• DESCRIZIONE DEL COMPITO: Puoi ricopiare parola per parola il testo sul decentramento urbanistico in Puglia, tutto ciò che va da "Il buon risultato" giù fino a "della società civile."?

• TESTO CITATO:
Il buon risultato dell’azione provinciale rispetto a quello regionale non può derivare soltanto da fattori di scala, magari appellandosi al principio di sussidiarietà, che presuppone che l’autonomia più grande si astenga dal trattare ogni problema che può essere affrontato da un’autonomia più piccola. Qualsiasi ordine stabilito una volta per tutte e privo della rete d’interazioni sopra accennata, tenderebbe a burocratizzarsi, come è accaduto per lo Stato prima e poi per la Regione. Solo un ordine flessibile e aperto alle sollecitazioni esterne può, con il suo continuo rinnovarsi, contrastare, con speranze di successo, la tendenza alla burocratizzazione e rispondere alle domande della società civile.

La realizzazione degli obiettivi programmatici: decentramento e semplificazione nelle procedure urbanistico/territoriali



Per le ragioni sopra accennate, obiettivo centrale della nuova Amministrazione regionale in materia urbanistico/territoriale consiste nella “rottura del modello gerarchico e centralistico che ha dominato, sin dall’inizio, il governo regionale del territorio in Puglia”.

Ci si propone dunque di “operare in discontinuità con questa tendenza all’accentramento delle competenze e delle decisioni”. Il ruolo che le Province potranno svolgere nell’ambito di questa politica è fondamentale.

L’idea è di assumere, con un orientamento di Giunta un corpo di indirizzi politico/amministrativi che guidino, nella prima parte del mandato, verso obiettivi di decentramento e semplificazione nelle procedure urbanistico/territoriali. Qualcosa di più, dunque, di quanto contenuto nel programma di mandato relativo alla materia: una vera e propria Dichiarazione di intenti, da strutturare e rendere operativa attraverso una serie di Accordi (ex art.30 del T.U. 267/2000), di cui di seguito si propone una bozza introdotta da una serie di osservazioni di merito (v. all. 1).

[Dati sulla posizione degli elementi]
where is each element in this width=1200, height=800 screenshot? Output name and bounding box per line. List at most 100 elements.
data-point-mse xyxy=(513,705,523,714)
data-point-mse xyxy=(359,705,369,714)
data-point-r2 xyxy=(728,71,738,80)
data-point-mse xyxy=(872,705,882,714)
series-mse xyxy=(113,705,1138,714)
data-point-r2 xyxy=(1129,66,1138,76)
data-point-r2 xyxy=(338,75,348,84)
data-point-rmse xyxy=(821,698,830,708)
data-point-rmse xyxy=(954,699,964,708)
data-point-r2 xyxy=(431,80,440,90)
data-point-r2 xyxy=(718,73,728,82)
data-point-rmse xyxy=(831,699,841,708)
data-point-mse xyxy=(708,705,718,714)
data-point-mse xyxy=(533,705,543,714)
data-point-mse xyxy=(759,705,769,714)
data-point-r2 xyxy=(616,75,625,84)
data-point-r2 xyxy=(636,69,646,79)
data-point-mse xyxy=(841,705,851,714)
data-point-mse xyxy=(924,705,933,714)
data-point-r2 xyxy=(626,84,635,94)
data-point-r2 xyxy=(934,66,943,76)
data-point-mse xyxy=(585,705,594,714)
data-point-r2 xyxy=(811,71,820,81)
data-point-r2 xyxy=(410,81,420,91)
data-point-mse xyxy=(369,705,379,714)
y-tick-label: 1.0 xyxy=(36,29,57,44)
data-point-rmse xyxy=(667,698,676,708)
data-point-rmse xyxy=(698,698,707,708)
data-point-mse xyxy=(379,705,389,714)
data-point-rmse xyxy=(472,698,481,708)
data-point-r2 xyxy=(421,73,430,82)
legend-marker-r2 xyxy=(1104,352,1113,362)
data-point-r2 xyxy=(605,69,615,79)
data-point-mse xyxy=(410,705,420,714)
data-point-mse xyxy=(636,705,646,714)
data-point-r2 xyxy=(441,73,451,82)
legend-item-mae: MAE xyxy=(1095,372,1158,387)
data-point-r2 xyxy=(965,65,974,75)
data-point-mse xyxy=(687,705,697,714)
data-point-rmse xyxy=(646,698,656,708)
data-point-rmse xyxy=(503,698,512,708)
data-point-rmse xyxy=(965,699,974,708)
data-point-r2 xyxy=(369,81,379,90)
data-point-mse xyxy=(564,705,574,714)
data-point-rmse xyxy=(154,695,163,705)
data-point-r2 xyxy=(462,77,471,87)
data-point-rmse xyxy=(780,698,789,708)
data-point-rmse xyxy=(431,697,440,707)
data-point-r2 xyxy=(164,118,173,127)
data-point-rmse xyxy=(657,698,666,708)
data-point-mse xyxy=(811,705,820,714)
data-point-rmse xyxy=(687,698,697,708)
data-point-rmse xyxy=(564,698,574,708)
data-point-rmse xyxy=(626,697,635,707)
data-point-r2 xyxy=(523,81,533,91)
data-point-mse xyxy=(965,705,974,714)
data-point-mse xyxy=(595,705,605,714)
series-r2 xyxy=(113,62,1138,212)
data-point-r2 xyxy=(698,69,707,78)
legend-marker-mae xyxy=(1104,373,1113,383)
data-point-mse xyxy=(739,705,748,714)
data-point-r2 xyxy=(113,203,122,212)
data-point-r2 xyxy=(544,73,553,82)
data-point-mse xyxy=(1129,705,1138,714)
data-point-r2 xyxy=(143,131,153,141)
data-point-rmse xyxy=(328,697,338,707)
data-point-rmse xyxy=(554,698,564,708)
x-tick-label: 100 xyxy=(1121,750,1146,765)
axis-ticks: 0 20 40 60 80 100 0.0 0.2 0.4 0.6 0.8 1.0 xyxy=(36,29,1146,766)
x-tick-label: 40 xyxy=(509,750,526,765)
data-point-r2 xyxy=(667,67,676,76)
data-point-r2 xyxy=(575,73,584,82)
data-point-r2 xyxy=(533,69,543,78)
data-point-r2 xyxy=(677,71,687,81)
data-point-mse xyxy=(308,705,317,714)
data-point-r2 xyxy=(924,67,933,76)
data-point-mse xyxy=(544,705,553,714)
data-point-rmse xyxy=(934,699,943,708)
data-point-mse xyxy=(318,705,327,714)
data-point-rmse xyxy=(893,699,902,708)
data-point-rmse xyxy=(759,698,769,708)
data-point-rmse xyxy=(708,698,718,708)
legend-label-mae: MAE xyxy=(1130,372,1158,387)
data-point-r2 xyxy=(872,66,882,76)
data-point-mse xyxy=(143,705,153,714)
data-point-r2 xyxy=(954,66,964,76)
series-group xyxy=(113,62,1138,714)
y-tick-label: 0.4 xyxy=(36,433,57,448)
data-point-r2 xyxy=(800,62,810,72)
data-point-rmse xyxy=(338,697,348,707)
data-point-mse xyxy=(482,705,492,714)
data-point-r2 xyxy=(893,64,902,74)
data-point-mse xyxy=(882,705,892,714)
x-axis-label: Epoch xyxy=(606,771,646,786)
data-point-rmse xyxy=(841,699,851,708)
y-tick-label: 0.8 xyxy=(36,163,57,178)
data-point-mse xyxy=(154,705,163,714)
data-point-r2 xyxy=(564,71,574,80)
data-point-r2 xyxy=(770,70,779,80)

• COMPITO SVOLTO:
Il buon risultato dell’azione provinciale rispetto a quello regionale non può derivare soltanto da fattori di scala, magari appellandosi al principio di sussidiarietà, che presuppone che l’autonomia più grande si astenga dal trattare ogni problema che può essere affrontato da un’autonomia più piccola. Qualsiasi ordine stabilito una volta per tutte e privo della rete d’interazioni sopra accennata, tenderebbe a burocratizzarsi, come è accaduto per lo Stato prima e poi per la Regione. Solo un ordine flessibile e aperto alle sollecitazioni esterne può, con il suo continuo rinnovarsi, contrastare, con speranze di successo, la tendenza alla burocratizzazione e rispondere alle domande della società civile.